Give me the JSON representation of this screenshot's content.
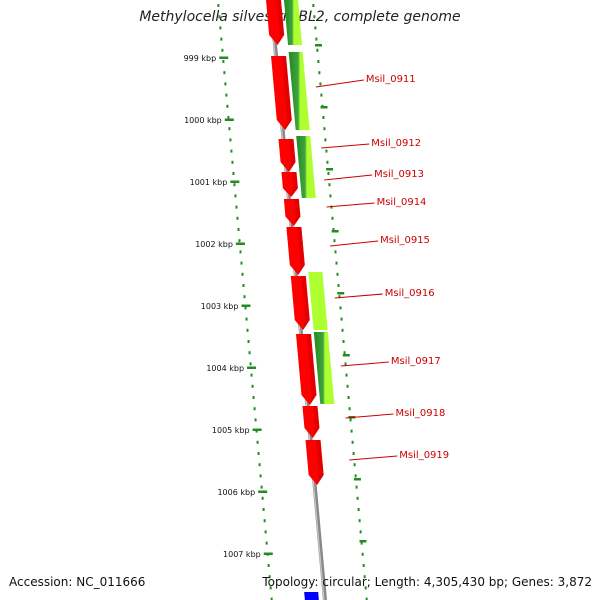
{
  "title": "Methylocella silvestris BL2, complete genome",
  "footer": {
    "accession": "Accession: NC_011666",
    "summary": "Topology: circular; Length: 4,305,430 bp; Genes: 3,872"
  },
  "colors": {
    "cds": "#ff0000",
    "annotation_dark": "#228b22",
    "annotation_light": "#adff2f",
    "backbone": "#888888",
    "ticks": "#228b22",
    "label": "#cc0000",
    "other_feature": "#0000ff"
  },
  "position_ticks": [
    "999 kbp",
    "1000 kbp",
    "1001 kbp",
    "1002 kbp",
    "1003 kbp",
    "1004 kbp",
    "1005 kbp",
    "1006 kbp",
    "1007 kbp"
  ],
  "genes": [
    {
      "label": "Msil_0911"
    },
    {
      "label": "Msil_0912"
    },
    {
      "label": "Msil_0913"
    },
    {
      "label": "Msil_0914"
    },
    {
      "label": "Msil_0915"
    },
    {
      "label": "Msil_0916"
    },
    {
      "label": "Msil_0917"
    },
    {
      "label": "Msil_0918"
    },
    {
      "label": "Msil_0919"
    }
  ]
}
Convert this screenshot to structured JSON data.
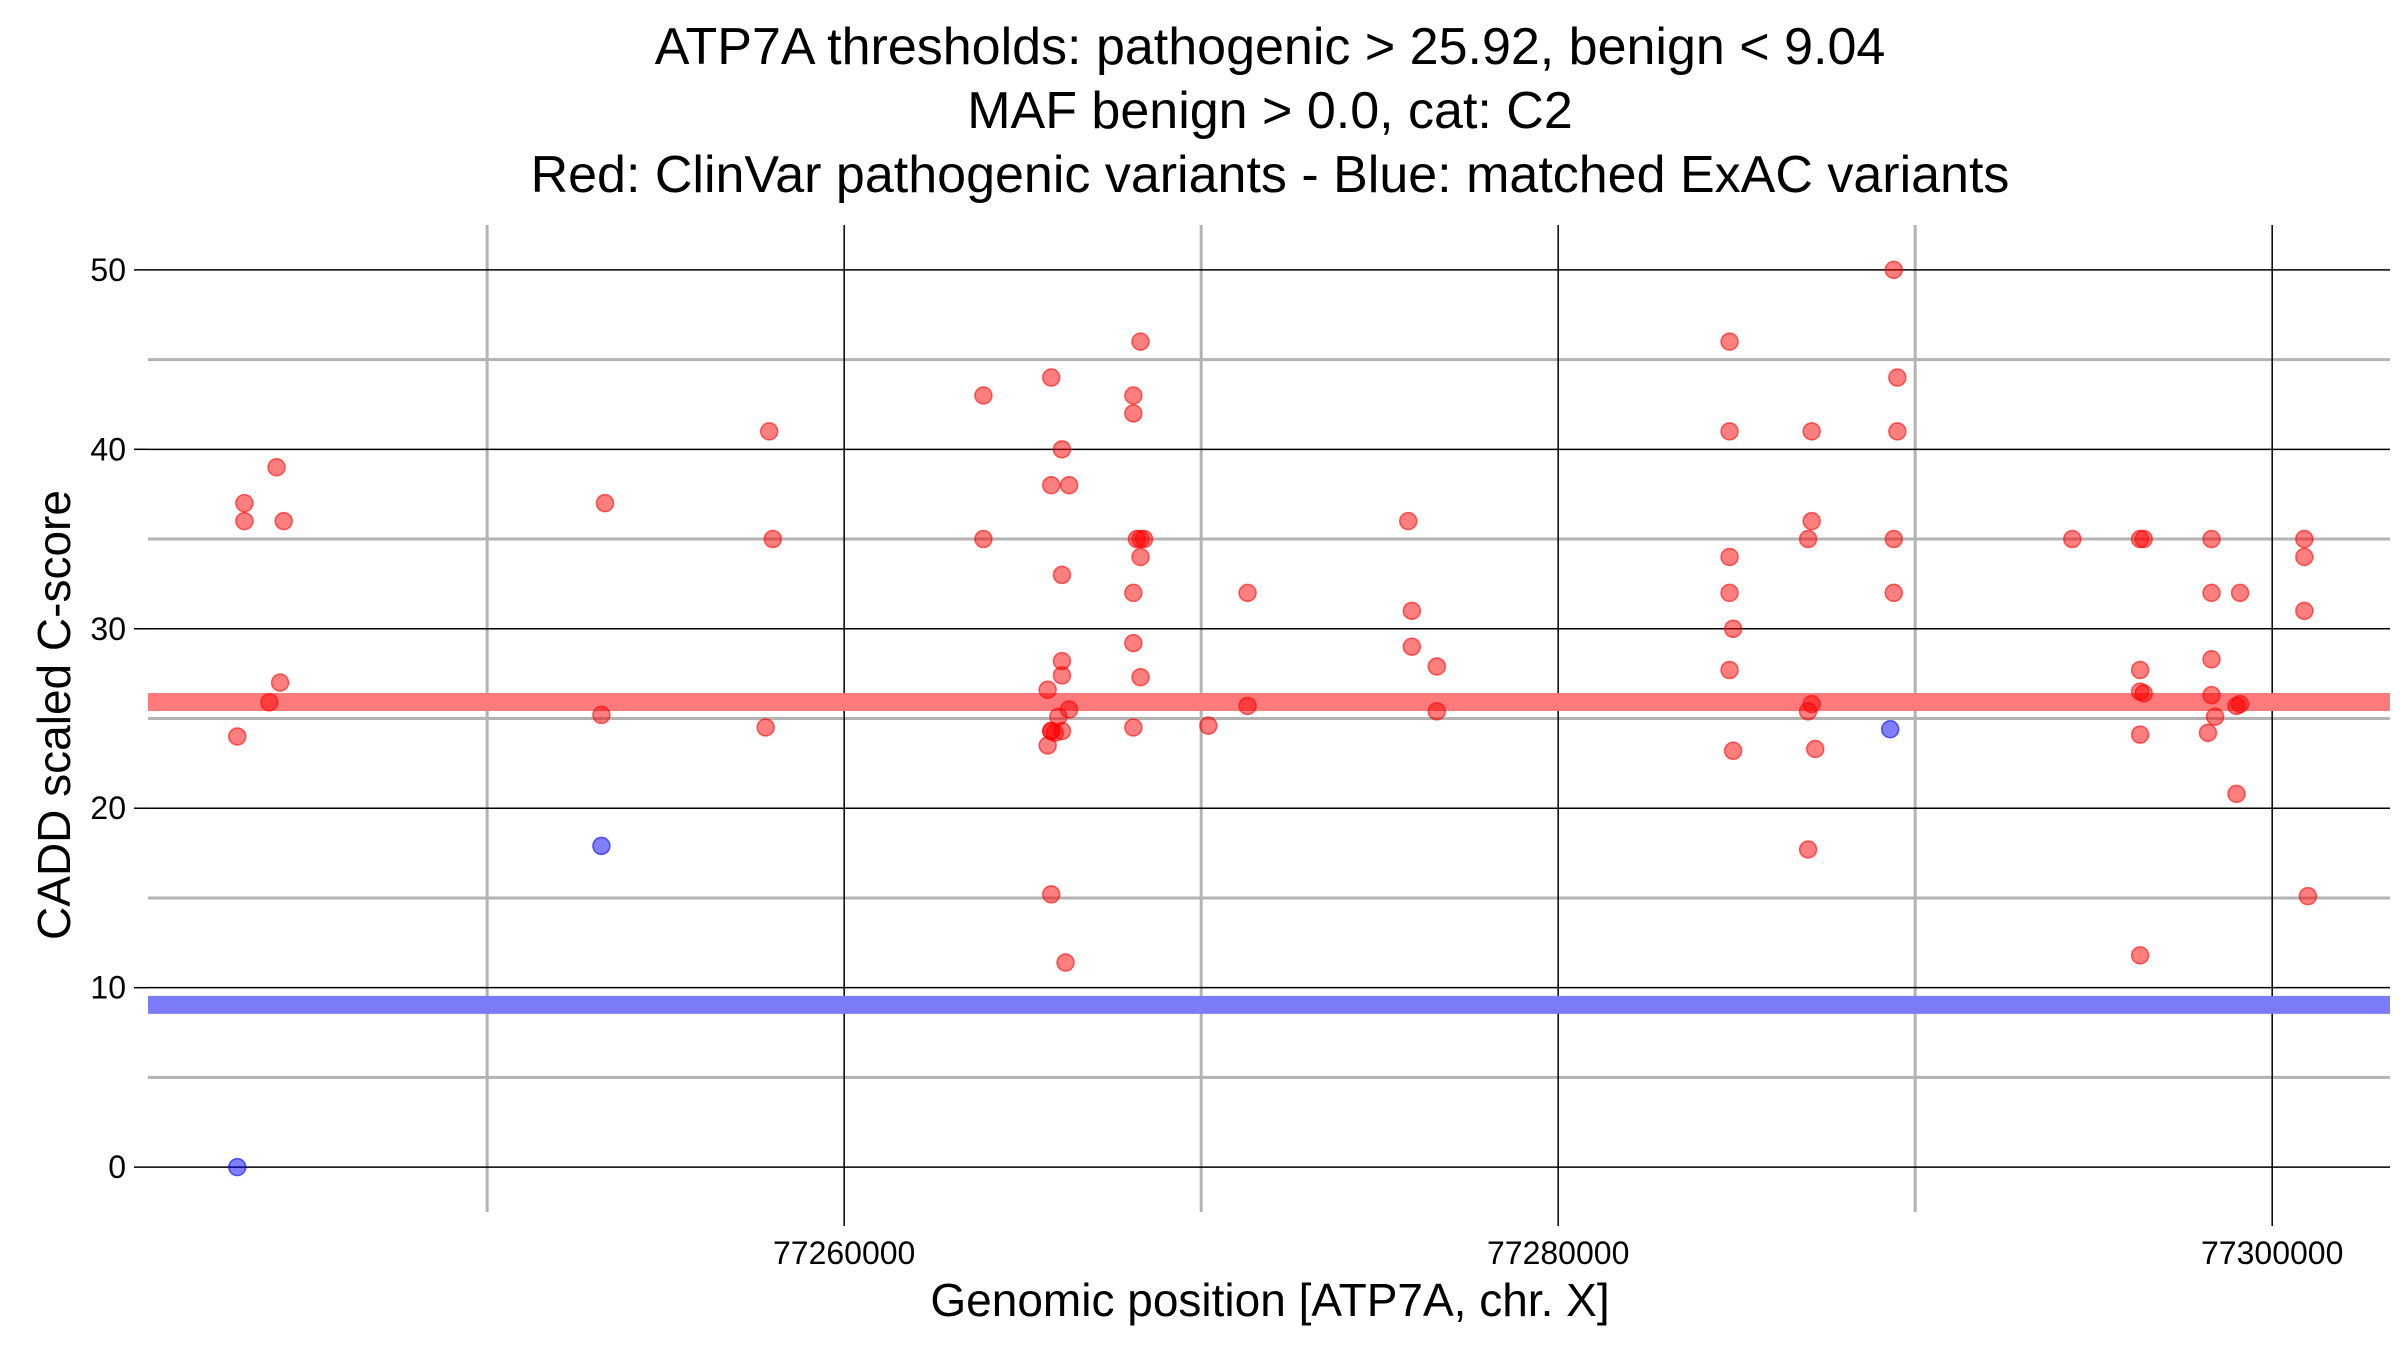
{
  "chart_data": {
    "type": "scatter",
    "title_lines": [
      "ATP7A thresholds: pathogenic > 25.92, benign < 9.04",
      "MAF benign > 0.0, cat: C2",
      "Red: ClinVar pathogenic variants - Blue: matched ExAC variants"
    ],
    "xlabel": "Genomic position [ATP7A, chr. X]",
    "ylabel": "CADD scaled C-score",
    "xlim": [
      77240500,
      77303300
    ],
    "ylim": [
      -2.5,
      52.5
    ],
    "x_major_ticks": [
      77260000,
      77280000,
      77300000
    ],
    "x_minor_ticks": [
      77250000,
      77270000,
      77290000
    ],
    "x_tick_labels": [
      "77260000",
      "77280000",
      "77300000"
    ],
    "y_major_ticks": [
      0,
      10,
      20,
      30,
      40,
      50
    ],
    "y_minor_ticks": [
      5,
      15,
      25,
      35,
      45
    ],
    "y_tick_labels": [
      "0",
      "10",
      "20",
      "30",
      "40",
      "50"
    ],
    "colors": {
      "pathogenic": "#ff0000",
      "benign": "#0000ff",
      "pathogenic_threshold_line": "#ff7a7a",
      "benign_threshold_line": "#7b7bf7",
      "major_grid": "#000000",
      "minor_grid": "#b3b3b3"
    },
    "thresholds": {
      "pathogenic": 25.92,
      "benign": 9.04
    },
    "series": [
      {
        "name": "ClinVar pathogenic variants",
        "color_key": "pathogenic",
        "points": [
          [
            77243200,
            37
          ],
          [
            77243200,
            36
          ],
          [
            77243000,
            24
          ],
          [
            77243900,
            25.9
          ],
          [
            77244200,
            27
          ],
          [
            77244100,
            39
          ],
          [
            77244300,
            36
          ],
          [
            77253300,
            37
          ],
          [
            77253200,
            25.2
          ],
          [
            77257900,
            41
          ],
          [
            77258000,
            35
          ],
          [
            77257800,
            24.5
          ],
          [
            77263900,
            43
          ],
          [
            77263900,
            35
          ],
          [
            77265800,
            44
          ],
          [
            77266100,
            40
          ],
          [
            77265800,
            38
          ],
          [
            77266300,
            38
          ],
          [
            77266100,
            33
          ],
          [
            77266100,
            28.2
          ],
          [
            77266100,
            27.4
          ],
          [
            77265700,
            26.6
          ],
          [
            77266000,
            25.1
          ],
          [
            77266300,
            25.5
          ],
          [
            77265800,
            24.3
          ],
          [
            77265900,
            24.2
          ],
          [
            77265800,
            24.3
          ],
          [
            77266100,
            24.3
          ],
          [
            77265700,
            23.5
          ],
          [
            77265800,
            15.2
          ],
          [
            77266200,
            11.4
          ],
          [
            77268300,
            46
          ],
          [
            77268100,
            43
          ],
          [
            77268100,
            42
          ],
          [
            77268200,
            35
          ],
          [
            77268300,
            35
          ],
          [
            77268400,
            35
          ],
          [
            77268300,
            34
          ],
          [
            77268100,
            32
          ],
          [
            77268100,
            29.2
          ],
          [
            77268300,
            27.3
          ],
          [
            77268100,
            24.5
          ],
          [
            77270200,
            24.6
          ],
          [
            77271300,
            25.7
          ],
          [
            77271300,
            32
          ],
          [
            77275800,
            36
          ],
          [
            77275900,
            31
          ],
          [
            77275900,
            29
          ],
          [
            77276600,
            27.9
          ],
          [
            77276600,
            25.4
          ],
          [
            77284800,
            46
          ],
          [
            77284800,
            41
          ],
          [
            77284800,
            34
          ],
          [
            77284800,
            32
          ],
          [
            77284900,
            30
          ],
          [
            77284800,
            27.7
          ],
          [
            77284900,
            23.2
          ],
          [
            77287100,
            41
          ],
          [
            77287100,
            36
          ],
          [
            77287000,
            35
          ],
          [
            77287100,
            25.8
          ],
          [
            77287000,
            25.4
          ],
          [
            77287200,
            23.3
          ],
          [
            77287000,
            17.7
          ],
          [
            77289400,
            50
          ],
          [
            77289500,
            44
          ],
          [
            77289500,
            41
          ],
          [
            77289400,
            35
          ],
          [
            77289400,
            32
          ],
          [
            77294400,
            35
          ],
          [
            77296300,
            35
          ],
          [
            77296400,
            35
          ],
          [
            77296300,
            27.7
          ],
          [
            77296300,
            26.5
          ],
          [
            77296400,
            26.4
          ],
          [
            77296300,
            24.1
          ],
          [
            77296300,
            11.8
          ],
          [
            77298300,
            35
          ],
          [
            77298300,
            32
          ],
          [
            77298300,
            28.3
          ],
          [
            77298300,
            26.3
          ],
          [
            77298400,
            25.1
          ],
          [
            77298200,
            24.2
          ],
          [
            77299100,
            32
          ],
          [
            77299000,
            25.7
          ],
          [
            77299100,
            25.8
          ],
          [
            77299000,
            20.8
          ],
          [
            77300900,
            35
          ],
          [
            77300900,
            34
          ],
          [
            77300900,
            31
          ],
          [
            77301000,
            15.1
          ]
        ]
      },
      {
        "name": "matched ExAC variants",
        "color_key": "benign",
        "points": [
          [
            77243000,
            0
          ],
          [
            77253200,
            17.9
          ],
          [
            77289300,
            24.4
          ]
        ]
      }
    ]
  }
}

▶ THE TASK
Word-for-word output of every record is needed, with images omitted.

▶ YOUR RESPONSE
Give me the JSON representation of this screenshot's content.
{
  "title": "Methylocella silvestris BL2, complete genome",
  "footer": {
    "accession": "Accession: NC_011666",
    "summary": "Topology: circular; Length: 4,305,430 bp; Genes: 3,872"
  },
  "colors": {
    "cds": "#ff0000",
    "annotation_dark": "#228b22",
    "annotation_light": "#adff2f",
    "backbone": "#888888",
    "ticks": "#228b22",
    "label": "#cc0000",
    "other_feature": "#0000ff"
  },
  "position_ticks": [
    "999 kbp",
    "1000 kbp",
    "1001 kbp",
    "1002 kbp",
    "1003 kbp",
    "1004 kbp",
    "1005 kbp",
    "1006 kbp",
    "1007 kbp"
  ],
  "genes": [
    {
      "label": "Msil_0911"
    },
    {
      "label": "Msil_0912"
    },
    {
      "label": "Msil_0913"
    },
    {
      "label": "Msil_0914"
    },
    {
      "label": "Msil_0915"
    },
    {
      "label": "Msil_0916"
    },
    {
      "label": "Msil_0917"
    },
    {
      "label": "Msil_0918"
    },
    {
      "label": "Msil_0919"
    }
  ]
}
Convert this screenshot to structured JSON data.
{
  "chart_data": {
    "type": "scatter",
    "title_lines": [
      "ATP7A thresholds: pathogenic > 25.92, benign < 9.04",
      "MAF benign > 0.0, cat: C2",
      "Red: ClinVar pathogenic variants - Blue: matched ExAC variants"
    ],
    "xlabel": "Genomic position [ATP7A, chr. X]",
    "ylabel": "CADD scaled C-score",
    "xlim": [
      77240500,
      77303300
    ],
    "ylim": [
      -2.5,
      52.5
    ],
    "x_major_ticks": [
      77260000,
      77280000,
      77300000
    ],
    "x_minor_ticks": [
      77250000,
      77270000,
      77290000
    ],
    "x_tick_labels": [
      "77260000",
      "77280000",
      "77300000"
    ],
    "y_major_ticks": [
      0,
      10,
      20,
      30,
      40,
      50
    ],
    "y_minor_ticks": [
      5,
      15,
      25,
      35,
      45
    ],
    "y_tick_labels": [
      "0",
      "10",
      "20",
      "30",
      "40",
      "50"
    ],
    "colors": {
      "pathogenic": "#ff0000",
      "benign": "#0000ff",
      "pathogenic_threshold_line": "#ff7a7a",
      "benign_threshold_line": "#7b7bf7",
      "major_grid": "#000000",
      "minor_grid": "#b3b3b3"
    },
    "thresholds": {
      "pathogenic": 25.92,
      "benign": 9.04
    },
    "series": [
      {
        "name": "ClinVar pathogenic variants",
        "color_key": "pathogenic",
        "points": [
          [
            77243200,
            37
          ],
          [
            77243200,
            36
          ],
          [
            77243000,
            24
          ],
          [
            77243900,
            25.9
          ],
          [
            77244200,
            27
          ],
          [
            77244100,
            39
          ],
          [
            77244300,
            36
          ],
          [
            77253300,
            37
          ],
          [
            77253200,
            25.2
          ],
          [
            77257900,
            41
          ],
          [
            77258000,
            35
          ],
          [
            77257800,
            24.5
          ],
          [
            77263900,
            43
          ],
          [
            77263900,
            35
          ],
          [
            77265800,
            44
          ],
          [
            77266100,
            40
          ],
          [
            77265800,
            38
          ],
          [
            77266300,
            38
          ],
          [
            77266100,
            33
          ],
          [
            77266100,
            28.2
          ],
          [
            77266100,
            27.4
          ],
          [
            77265700,
            26.6
          ],
          [
            77266000,
            25.1
          ],
          [
            77266300,
            25.5
          ],
          [
            77265800,
            24.3
          ],
          [
            77265900,
            24.2
          ],
          [
            77265800,
            24.3
          ],
          [
            77266100,
            24.3
          ],
          [
            77265700,
            23.5
          ],
          [
            77265800,
            15.2
          ],
          [
            77266200,
            11.4
          ],
          [
            77268300,
            46
          ],
          [
            77268100,
            43
          ],
          [
            77268100,
            42
          ],
          [
            77268200,
            35
          ],
          [
            77268300,
            35
          ],
          [
            77268400,
            35
          ],
          [
            77268300,
            34
          ],
          [
            77268100,
            32
          ],
          [
            77268100,
            29.2
          ],
          [
            77268300,
            27.3
          ],
          [
            77268100,
            24.5
          ],
          [
            77270200,
            24.6
          ],
          [
            77271300,
            25.7
          ],
          [
            77271300,
            32
          ],
          [
            77275800,
            36
          ],
          [
            77275900,
            31
          ],
          [
            77275900,
            29
          ],
          [
            77276600,
            27.9
          ],
          [
            77276600,
            25.4
          ],
          [
            77284800,
            46
          ],
          [
            77284800,
            41
          ],
          [
            77284800,
            34
          ],
          [
            77284800,
            32
          ],
          [
            77284900,
            30
          ],
          [
            77284800,
            27.7
          ],
          [
            77284900,
            23.2
          ],
          [
            77287100,
            41
          ],
          [
            77287100,
            36
          ],
          [
            77287000,
            35
          ],
          [
            77287100,
            25.8
          ],
          [
            77287000,
            25.4
          ],
          [
            77287200,
            23.3
          ],
          [
            77287000,
            17.7
          ],
          [
            77289400,
            50
          ],
          [
            77289500,
            44
          ],
          [
            77289500,
            41
          ],
          [
            77289400,
            35
          ],
          [
            77289400,
            32
          ],
          [
            77294400,
            35
          ],
          [
            77296300,
            35
          ],
          [
            77296400,
            35
          ],
          [
            77296300,
            27.7
          ],
          [
            77296300,
            26.5
          ],
          [
            77296400,
            26.4
          ],
          [
            77296300,
            24.1
          ],
          [
            77296300,
            11.8
          ],
          [
            77298300,
            35
          ],
          [
            77298300,
            32
          ],
          [
            77298300,
            28.3
          ],
          [
            77298300,
            26.3
          ],
          [
            77298400,
            25.1
          ],
          [
            77298200,
            24.2
          ],
          [
            77299100,
            32
          ],
          [
            77299000,
            25.7
          ],
          [
            77299100,
            25.8
          ],
          [
            77299000,
            20.8
          ],
          [
            77300900,
            35
          ],
          [
            77300900,
            34
          ],
          [
            77300900,
            31
          ],
          [
            77301000,
            15.1
          ]
        ]
      },
      {
        "name": "matched ExAC variants",
        "color_key": "benign",
        "points": [
          [
            77243000,
            0
          ],
          [
            77253200,
            17.9
          ],
          [
            77289300,
            24.4
          ]
        ]
      }
    ]
  }
}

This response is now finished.